• [What is needed]: Copy every line of the records below where the word "environmental" occurs.

• [The input]:
________________________________________
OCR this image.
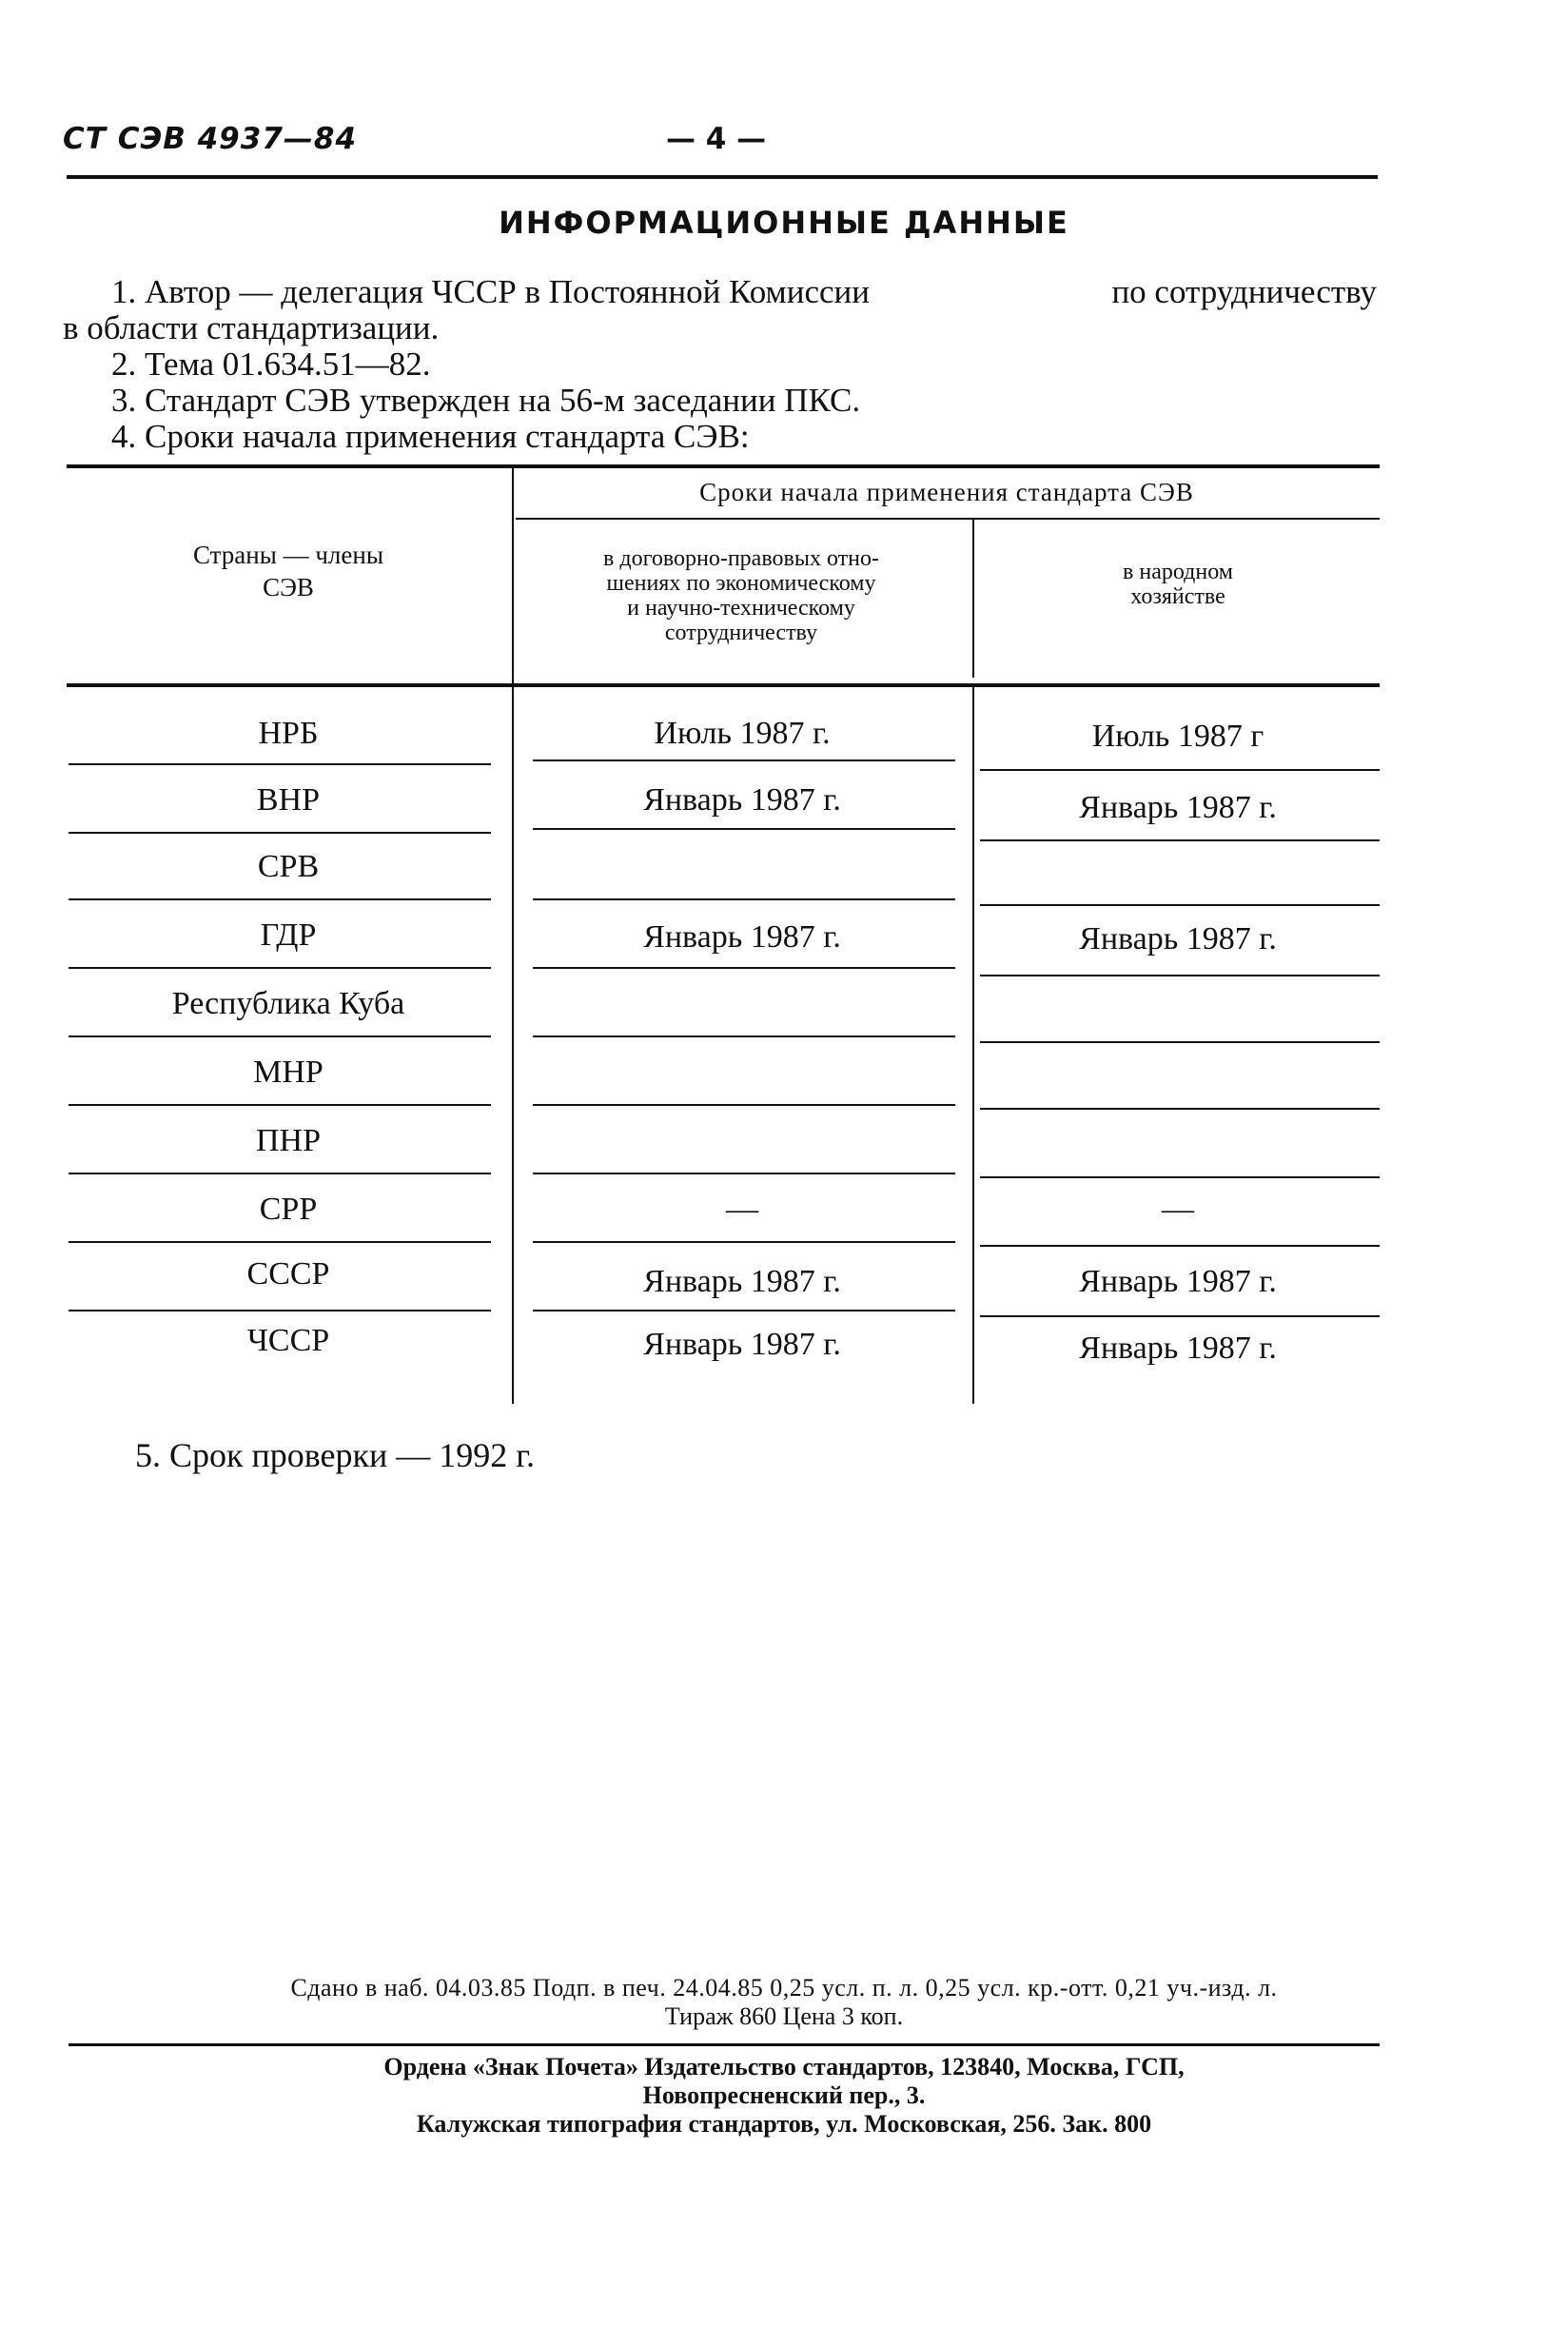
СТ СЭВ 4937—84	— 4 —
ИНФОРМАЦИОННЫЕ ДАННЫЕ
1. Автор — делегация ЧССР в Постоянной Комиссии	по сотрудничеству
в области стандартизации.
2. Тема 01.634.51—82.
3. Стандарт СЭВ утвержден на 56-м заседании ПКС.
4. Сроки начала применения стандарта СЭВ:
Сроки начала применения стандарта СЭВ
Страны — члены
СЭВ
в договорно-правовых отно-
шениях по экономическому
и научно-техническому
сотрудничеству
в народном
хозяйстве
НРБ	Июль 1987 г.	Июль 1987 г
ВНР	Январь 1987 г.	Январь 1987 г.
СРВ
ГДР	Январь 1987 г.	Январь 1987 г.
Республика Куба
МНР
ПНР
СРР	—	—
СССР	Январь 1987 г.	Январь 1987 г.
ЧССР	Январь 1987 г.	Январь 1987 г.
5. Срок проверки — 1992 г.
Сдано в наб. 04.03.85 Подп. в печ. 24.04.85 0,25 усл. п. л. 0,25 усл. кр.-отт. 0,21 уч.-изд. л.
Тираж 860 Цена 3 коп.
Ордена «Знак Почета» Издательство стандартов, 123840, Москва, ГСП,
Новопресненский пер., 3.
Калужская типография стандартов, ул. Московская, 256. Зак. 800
________________________________________
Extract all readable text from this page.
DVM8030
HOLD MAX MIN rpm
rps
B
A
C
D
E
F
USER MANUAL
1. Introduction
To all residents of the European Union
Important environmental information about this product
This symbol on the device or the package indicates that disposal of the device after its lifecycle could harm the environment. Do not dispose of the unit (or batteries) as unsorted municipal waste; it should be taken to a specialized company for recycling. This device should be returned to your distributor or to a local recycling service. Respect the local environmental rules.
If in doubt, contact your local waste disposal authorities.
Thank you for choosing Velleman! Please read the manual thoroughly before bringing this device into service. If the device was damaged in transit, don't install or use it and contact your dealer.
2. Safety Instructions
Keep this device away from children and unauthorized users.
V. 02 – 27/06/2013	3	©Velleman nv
________________________________________
• [Result]:
Important environmental information about this product
This symbol on the device or the package indicates that disposal of the device after its lifecycle could harm the environment. Do not dispose of the unit (or batteries) as unsorted municipal waste; it should be taken to a specialized company for recycling. This device should be returned to your distributor or to a local recycling service. Respect the local environmental rules.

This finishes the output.